## DESCRIPTION OF THE TASK
Will you transcribe all the entries word for word, skipping the pictures they hold?

════════════════════

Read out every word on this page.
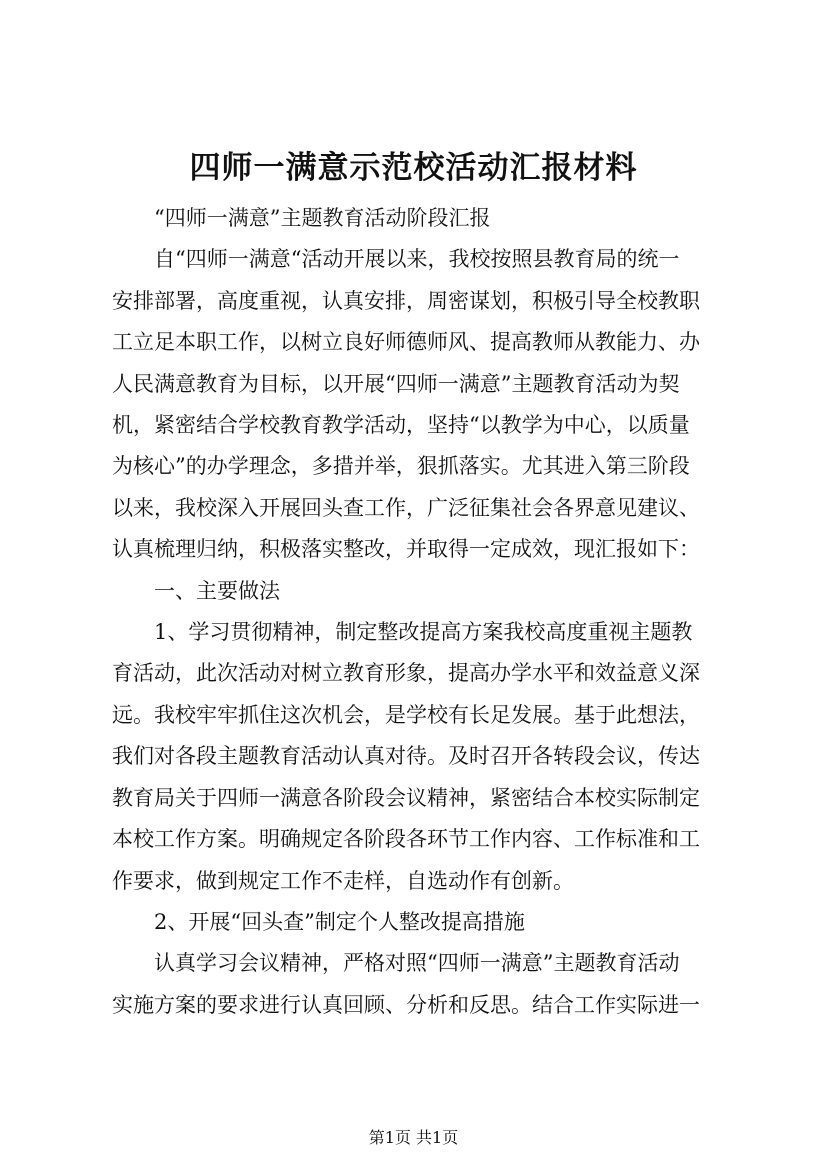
四师一满意示范校活动汇报材料

“四师一满意”主题教育活动阶段汇报

自“四师一满意“活动开展以来，我校按照县教育局的统一
安排部署，高度重视，认真安排，周密谋划，积极引导全校教职
工立足本职工作，以树立良好师德师风、提高教师从教能力、办
人民满意教育为目标，以开展“四师一满意”主题教育活动为契
机，紧密结合学校教育教学活动，坚持“以教学为中心，以质量
为核心”的办学理念，多措并举，狠抓落实。尤其进入第三阶段
以来，我校深入开展回头查工作，广泛征集社会各界意见建议、
认真梳理归纳，积极落实整改，并取得一定成效，现汇报如下：

一、主要做法

1、学习贯彻精神，制定整改提高方案我校高度重视主题教
育活动，此次活动对树立教育形象，提高办学水平和效益意义深
远。我校牢牢抓住这次机会，是学校有长足发展。基于此想法，
我们对各段主题教育活动认真对待。及时召开各转段会议，传达
教育局关于四师一满意各阶段会议精神，紧密结合本校实际制定
本校工作方案。明确规定各阶段各环节工作内容、工作标准和工
作要求，做到规定工作不走样，自选动作有创新。

2、开展“回头查”制定个人整改提高措施

认真学习会议精神，严格对照“四师一满意”主题教育活动
实施方案的要求进行认真回顾、分析和反思。结合工作实际进一

第1页 共1页
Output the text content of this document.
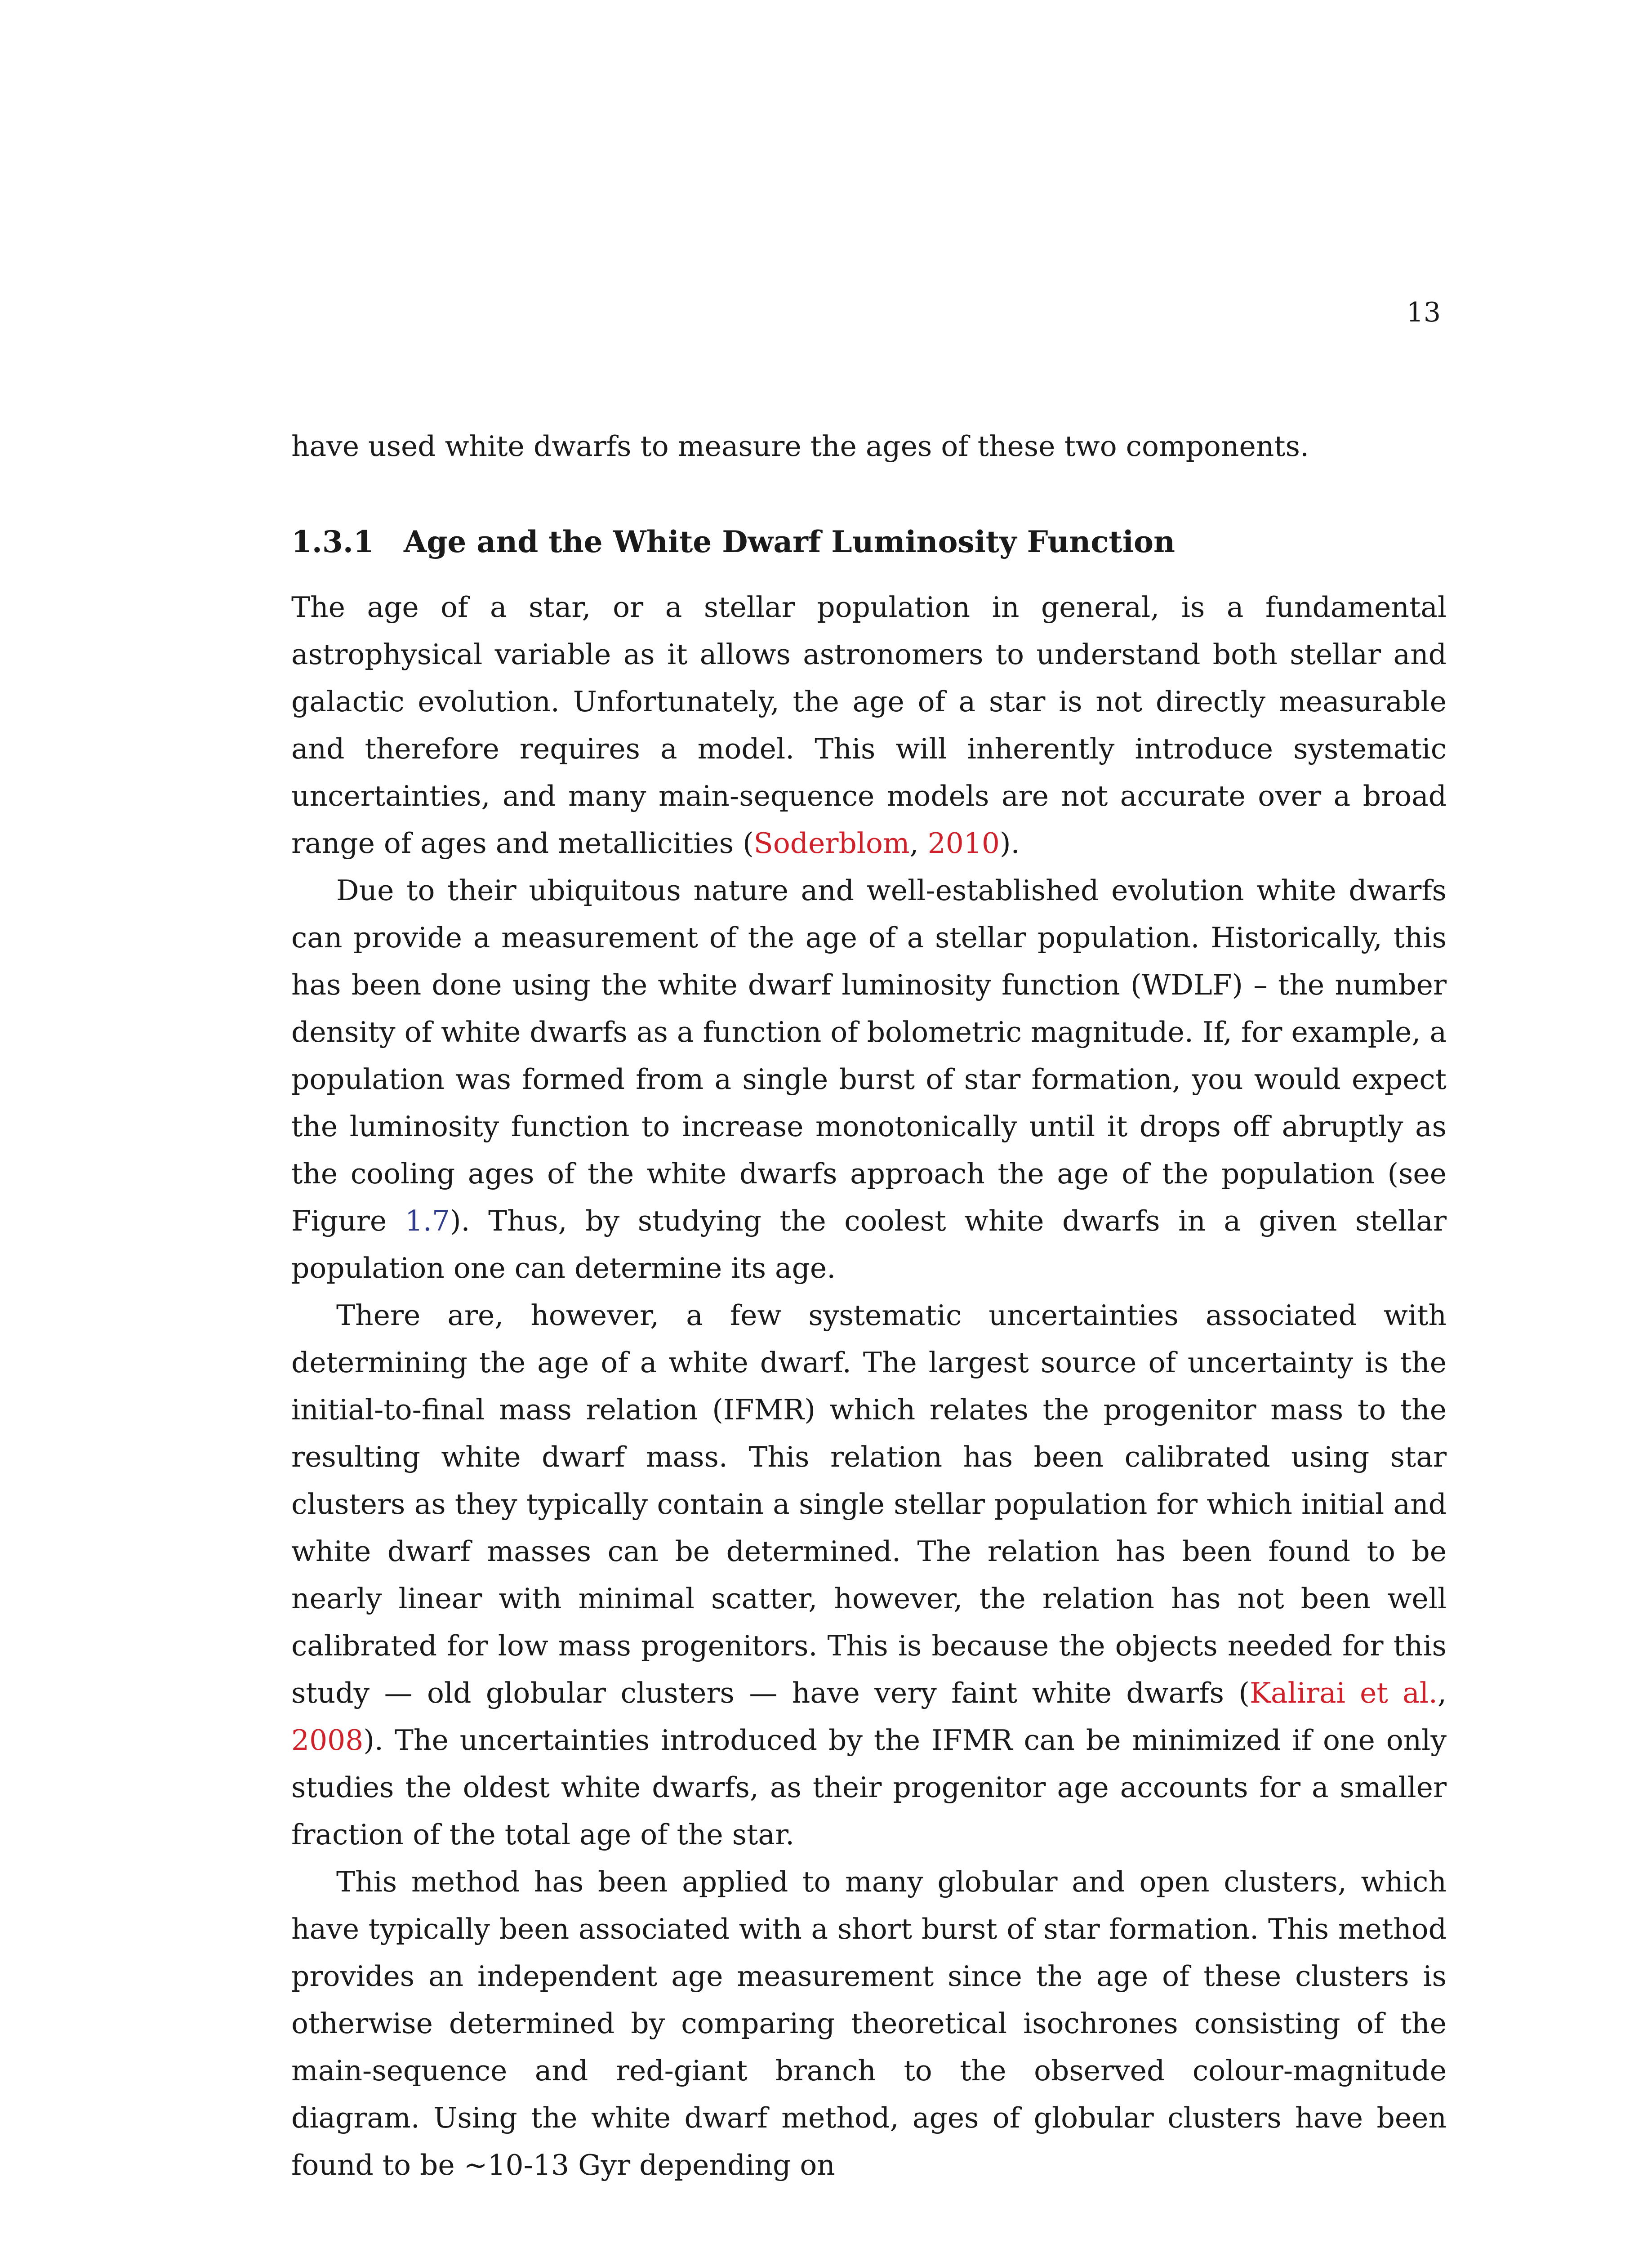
13

have used white dwarfs to measure the ages of these two components.

1.3.1 Age and the White Dwarf Luminosity Function

The age of a star, or a stellar population in general, is a fundamental astrophysical variable as it allows astronomers to understand both stellar and galactic evolution. Unfortunately, the age of a star is not directly measurable and therefore requires a model. This will inherently introduce systematic uncertainties, and many main-sequence models are not accurate over a broad range of ages and metallicities (Soderblom, 2010).

Due to their ubiquitous nature and well-established evolution white dwarfs can provide a measurement of the age of a stellar population. Historically, this has been done using the white dwarf luminosity function (WDLF) – the number density of white dwarfs as a function of bolometric magnitude. If, for example, a population was formed from a single burst of star formation, you would expect the luminosity function to increase monotonically until it drops off abruptly as the cooling ages of the white dwarfs approach the age of the population (see Figure 1.7). Thus, by studying the coolest white dwarfs in a given stellar population one can determine its age.

There are, however, a few systematic uncertainties associated with determining the age of a white dwarf. The largest source of uncertainty is the initial-to-final mass relation (IFMR) which relates the progenitor mass to the resulting white dwarf mass. This relation has been calibrated using star clusters as they typically contain a single stellar population for which initial and white dwarf masses can be determined. The relation has been found to be nearly linear with minimal scatter, however, the relation has not been well calibrated for low mass progenitors. This is because the objects needed for this study — old globular clusters — have very faint white dwarfs (Kalirai et al., 2008). The uncertainties introduced by the IFMR can be minimized if one only studies the oldest white dwarfs, as their progenitor age accounts for a smaller fraction of the total age of the star.

This method has been applied to many globular and open clusters, which have typically been associated with a short burst of star formation. This method provides an independent age measurement since the age of these clusters is otherwise determined by comparing theoretical isochrones consisting of the main-sequence and red-giant branch to the observed colour-magnitude diagram. Using the white dwarf method, ages of globular clusters have been found to be ∼10-13 Gyr depending on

════════════════════

## THE RESPONSE
Read out every word on this page.
四师一满意示范校活动汇报材料

“四师一满意”主题教育活动阶段汇报

自“四师一满意“活动开展以来，我校按照县教育局的统一
安排部署，高度重视，认真安排，周密谋划，积极引导全校教职
工立足本职工作，以树立良好师德师风、提高教师从教能力、办
人民满意教育为目标，以开展“四师一满意”主题教育活动为契
机，紧密结合学校教育教学活动，坚持“以教学为中心，以质量
为核心”的办学理念，多措并举，狠抓落实。尤其进入第三阶段
以来，我校深入开展回头查工作，广泛征集社会各界意见建议、
认真梳理归纳，积极落实整改，并取得一定成效，现汇报如下：

一、主要做法

1、学习贯彻精神，制定整改提高方案我校高度重视主题教
育活动，此次活动对树立教育形象，提高办学水平和效益意义深
远。我校牢牢抓住这次机会，是学校有长足发展。基于此想法，
我们对各段主题教育活动认真对待。及时召开各转段会议，传达
教育局关于四师一满意各阶段会议精神，紧密结合本校实际制定
本校工作方案。明确规定各阶段各环节工作内容、工作标准和工
作要求，做到规定工作不走样，自选动作有创新。

2、开展“回头查”制定个人整改提高措施

认真学习会议精神，严格对照“四师一满意”主题教育活动
实施方案的要求进行认真回顾、分析和反思。结合工作实际进一

第1页 共1页
Output the text content of this document.
13

have used white dwarfs to measure the ages of these two components.

1.3.1 Age and the White Dwarf Luminosity Function

The age of a star, or a stellar population in general, is a fundamental astrophysical variable as it allows astronomers to understand both stellar and galactic evolution. Unfortunately, the age of a star is not directly measurable and therefore requires a model. This will inherently introduce systematic uncertainties, and many main-sequence models are not accurate over a broad range of ages and metallicities (Soderblom, 2010).

Due to their ubiquitous nature and well-established evolution white dwarfs can provide a measurement of the age of a stellar population. Historically, this has been done using the white dwarf luminosity function (WDLF) – the number density of white dwarfs as a function of bolometric magnitude. If, for example, a population was formed from a single burst of star formation, you would expect the luminosity function to increase monotonically until it drops off abruptly as the cooling ages of the white dwarfs approach the age of the population (see Figure 1.7). Thus, by studying the coolest white dwarfs in a given stellar population one can determine its age.

There are, however, a few systematic uncertainties associated with determining the age of a white dwarf. The largest source of uncertainty is the initial-to-final mass relation (IFMR) which relates the progenitor mass to the resulting white dwarf mass. This relation has been calibrated using star clusters as they typically contain a single stellar population for which initial and white dwarf masses can be determined. The relation has been found to be nearly linear with minimal scatter, however, the relation has not been well calibrated for low mass progenitors. This is because the objects needed for this study — old globular clusters — have very faint white dwarfs (Kalirai et al., 2008). The uncertainties introduced by the IFMR can be minimized if one only studies the oldest white dwarfs, as their progenitor age accounts for a smaller fraction of the total age of the star.

This method has been applied to many globular and open clusters, which have typically been associated with a short burst of star formation. This method provides an independent age measurement since the age of these clusters is otherwise determined by comparing theoretical isochrones consisting of the main-sequence and red-giant branch to the observed colour-magnitude diagram. Using the white dwarf method, ages of globular clusters have been found to be ∼10-13 Gyr depending on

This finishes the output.